> **Task to carry out**
Using the material below, copy every line where "grid" appears.
■ ■ ■ ■
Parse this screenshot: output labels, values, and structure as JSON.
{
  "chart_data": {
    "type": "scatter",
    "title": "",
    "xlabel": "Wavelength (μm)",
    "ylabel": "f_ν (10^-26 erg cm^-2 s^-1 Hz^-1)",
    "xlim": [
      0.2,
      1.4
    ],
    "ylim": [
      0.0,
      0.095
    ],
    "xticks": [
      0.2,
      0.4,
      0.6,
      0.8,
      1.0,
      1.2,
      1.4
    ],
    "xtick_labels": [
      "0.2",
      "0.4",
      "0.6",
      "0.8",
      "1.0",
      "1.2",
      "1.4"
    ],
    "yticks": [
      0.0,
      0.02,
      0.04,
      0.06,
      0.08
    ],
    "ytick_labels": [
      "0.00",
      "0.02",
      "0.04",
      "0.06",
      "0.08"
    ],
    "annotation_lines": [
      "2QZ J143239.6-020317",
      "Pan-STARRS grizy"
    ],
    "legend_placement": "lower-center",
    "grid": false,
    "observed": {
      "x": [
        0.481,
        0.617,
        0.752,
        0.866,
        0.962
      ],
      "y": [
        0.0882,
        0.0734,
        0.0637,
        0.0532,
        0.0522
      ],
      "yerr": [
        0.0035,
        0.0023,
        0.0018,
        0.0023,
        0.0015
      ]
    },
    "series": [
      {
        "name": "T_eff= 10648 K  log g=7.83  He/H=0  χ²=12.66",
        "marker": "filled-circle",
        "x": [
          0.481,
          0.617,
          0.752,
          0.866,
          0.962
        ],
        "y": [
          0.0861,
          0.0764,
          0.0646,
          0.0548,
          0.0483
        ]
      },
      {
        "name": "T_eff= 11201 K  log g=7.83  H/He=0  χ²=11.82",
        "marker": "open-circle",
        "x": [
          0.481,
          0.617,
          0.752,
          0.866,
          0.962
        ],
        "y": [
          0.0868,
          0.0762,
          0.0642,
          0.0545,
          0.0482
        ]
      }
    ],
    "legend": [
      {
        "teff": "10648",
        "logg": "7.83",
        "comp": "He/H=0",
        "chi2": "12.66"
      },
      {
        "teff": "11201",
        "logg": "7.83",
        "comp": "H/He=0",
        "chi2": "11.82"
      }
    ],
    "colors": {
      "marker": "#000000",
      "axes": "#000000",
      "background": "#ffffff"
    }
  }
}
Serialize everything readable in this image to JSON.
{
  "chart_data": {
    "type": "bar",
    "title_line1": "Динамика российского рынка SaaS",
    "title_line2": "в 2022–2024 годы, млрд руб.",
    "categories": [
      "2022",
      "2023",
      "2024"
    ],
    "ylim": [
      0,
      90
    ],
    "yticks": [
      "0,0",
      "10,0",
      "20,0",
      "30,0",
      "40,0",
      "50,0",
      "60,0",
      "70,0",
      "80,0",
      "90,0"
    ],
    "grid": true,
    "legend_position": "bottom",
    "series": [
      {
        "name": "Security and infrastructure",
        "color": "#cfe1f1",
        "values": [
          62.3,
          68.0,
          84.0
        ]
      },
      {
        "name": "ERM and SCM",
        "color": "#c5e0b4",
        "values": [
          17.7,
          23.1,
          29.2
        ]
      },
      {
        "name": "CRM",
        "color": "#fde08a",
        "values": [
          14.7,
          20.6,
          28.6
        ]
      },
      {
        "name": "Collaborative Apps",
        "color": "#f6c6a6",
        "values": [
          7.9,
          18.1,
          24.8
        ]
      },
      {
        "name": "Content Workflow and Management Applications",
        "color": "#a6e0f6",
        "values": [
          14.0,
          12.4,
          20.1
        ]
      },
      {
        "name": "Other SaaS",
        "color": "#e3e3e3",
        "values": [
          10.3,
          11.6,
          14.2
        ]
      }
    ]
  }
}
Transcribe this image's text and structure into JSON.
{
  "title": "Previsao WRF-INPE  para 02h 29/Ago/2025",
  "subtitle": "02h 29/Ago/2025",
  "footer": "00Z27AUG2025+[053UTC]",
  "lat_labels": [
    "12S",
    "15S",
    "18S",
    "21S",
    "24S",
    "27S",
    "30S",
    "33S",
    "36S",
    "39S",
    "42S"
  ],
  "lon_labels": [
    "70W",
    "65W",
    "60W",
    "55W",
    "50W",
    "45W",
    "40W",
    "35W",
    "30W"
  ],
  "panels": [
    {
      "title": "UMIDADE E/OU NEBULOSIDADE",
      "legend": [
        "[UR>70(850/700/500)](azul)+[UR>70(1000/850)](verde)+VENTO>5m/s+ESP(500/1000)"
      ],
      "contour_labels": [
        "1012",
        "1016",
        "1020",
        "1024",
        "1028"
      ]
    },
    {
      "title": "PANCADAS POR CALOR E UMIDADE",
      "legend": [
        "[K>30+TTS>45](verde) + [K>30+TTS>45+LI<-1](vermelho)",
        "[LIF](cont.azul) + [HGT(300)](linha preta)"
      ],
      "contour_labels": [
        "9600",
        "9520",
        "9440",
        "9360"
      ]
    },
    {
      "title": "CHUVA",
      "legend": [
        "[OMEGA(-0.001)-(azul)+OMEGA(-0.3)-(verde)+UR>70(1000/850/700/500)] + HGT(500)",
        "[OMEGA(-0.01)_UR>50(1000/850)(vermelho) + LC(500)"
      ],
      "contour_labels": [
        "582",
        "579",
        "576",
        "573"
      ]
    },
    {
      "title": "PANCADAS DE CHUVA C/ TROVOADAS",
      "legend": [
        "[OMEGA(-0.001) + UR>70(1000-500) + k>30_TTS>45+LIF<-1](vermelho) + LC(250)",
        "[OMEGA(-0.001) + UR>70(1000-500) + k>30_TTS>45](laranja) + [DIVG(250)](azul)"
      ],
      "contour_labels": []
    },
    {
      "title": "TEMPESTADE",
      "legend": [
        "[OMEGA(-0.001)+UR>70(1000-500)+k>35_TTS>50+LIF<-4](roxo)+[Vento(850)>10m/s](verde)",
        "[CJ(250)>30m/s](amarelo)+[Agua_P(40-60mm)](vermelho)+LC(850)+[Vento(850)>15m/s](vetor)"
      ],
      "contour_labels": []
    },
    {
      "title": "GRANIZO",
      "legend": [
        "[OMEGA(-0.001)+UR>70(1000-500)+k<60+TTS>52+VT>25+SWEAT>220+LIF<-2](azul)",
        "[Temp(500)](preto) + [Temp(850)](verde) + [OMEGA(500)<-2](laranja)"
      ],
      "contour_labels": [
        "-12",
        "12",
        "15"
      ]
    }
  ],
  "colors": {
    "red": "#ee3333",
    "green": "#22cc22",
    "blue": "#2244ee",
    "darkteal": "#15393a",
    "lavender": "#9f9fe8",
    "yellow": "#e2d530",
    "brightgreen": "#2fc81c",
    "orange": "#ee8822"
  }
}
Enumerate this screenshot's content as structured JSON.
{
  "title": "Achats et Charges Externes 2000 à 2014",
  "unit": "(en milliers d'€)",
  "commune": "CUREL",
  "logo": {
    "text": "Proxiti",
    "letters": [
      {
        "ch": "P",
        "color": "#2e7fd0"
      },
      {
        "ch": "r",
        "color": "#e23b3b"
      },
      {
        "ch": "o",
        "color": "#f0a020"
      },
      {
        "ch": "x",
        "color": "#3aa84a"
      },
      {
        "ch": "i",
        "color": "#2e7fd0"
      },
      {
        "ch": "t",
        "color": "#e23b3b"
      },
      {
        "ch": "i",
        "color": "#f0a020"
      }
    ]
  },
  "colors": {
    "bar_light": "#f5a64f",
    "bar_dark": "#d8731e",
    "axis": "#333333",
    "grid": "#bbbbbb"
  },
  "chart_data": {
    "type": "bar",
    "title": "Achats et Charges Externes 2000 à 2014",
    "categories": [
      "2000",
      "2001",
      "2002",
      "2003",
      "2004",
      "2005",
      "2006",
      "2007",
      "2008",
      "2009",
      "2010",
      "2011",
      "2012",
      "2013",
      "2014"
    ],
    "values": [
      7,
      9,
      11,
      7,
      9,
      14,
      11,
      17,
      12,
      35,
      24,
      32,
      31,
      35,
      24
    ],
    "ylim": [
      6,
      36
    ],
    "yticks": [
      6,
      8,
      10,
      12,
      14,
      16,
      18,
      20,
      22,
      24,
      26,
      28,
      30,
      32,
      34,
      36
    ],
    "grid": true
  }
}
■ ■ ■ ■
> **Solution below**
    "grid": false,
    "grid": true,
    "grid": "#bbbbbb"
    "grid": true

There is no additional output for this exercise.